*** Entries provided ***

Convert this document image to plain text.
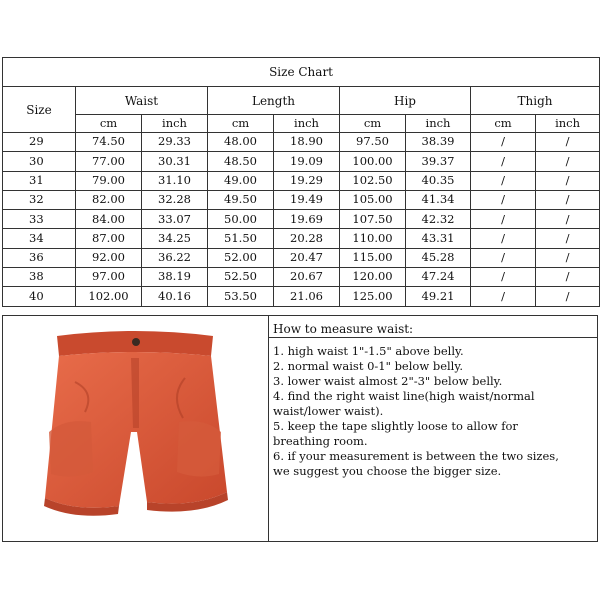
Size Chart								
Size	Waist		Length		Hip		Thigh	
	cm	inch	cm	inch	cm	inch	cm	inch
29	74.50	29.33	48.00	18.90	97.50	38.39	/	/
30	77.00	30.31	48.50	19.09	100.00	39.37	/	/
31	79.00	31.10	49.00	19.29	102.50	40.35	/	/
32	82.00	32.28	49.50	19.49	105.00	41.34	/	/
33	84.00	33.07	50.00	19.69	107.50	42.32	/	/
34	87.00	34.25	51.50	20.28	110.00	43.31	/	/
36	92.00	36.22	52.00	20.47	115.00	45.28	/	/
38	97.00	38.19	52.50	20.67	120.00	47.24	/	/
40	102.00	40.16	53.50	21.06	125.00	49.21	/	/
How to measure waist:
1. high waist 1"-1.5" above belly.
2. normal waist 0-1" below belly.
3. lower waist almost 2"-3" below belly.
4. find the right waist line(high waist/normal
waist/lower waist).
5. keep the tape slightly loose to allow for
breathing room.
6. if your measurement is between the two sizes,
we suggest you choose the bigger size.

***

__Objective__. Copy the records above exactly, omitting every picture.

__Output for this task__.
Convert this document image to plain text.
Size Chart								
Size	Waist		Length		Hip		Thigh	
	cm	inch	cm	inch	cm	inch	cm	inch
29	74.50	29.33	48.00	18.90	97.50	38.39	/	/
30	77.00	30.31	48.50	19.09	100.00	39.37	/	/
31	79.00	31.10	49.00	19.29	102.50	40.35	/	/
32	82.00	32.28	49.50	19.49	105.00	41.34	/	/
33	84.00	33.07	50.00	19.69	107.50	42.32	/	/
34	87.00	34.25	51.50	20.28	110.00	43.31	/	/
36	92.00	36.22	52.00	20.47	115.00	45.28	/	/
38	97.00	38.19	52.50	20.67	120.00	47.24	/	/
40	102.00	40.16	53.50	21.06	125.00	49.21	/	/
How to measure waist:
1. high waist 1"-1.5" above belly.
2. normal waist 0-1" below belly.
3. lower waist almost 2"-3" below belly.
4. find the right waist line(high waist/normal
waist/lower waist).
5. keep the tape slightly loose to allow for
breathing room.
6. if your measurement is between the two sizes,
we suggest you choose the bigger size.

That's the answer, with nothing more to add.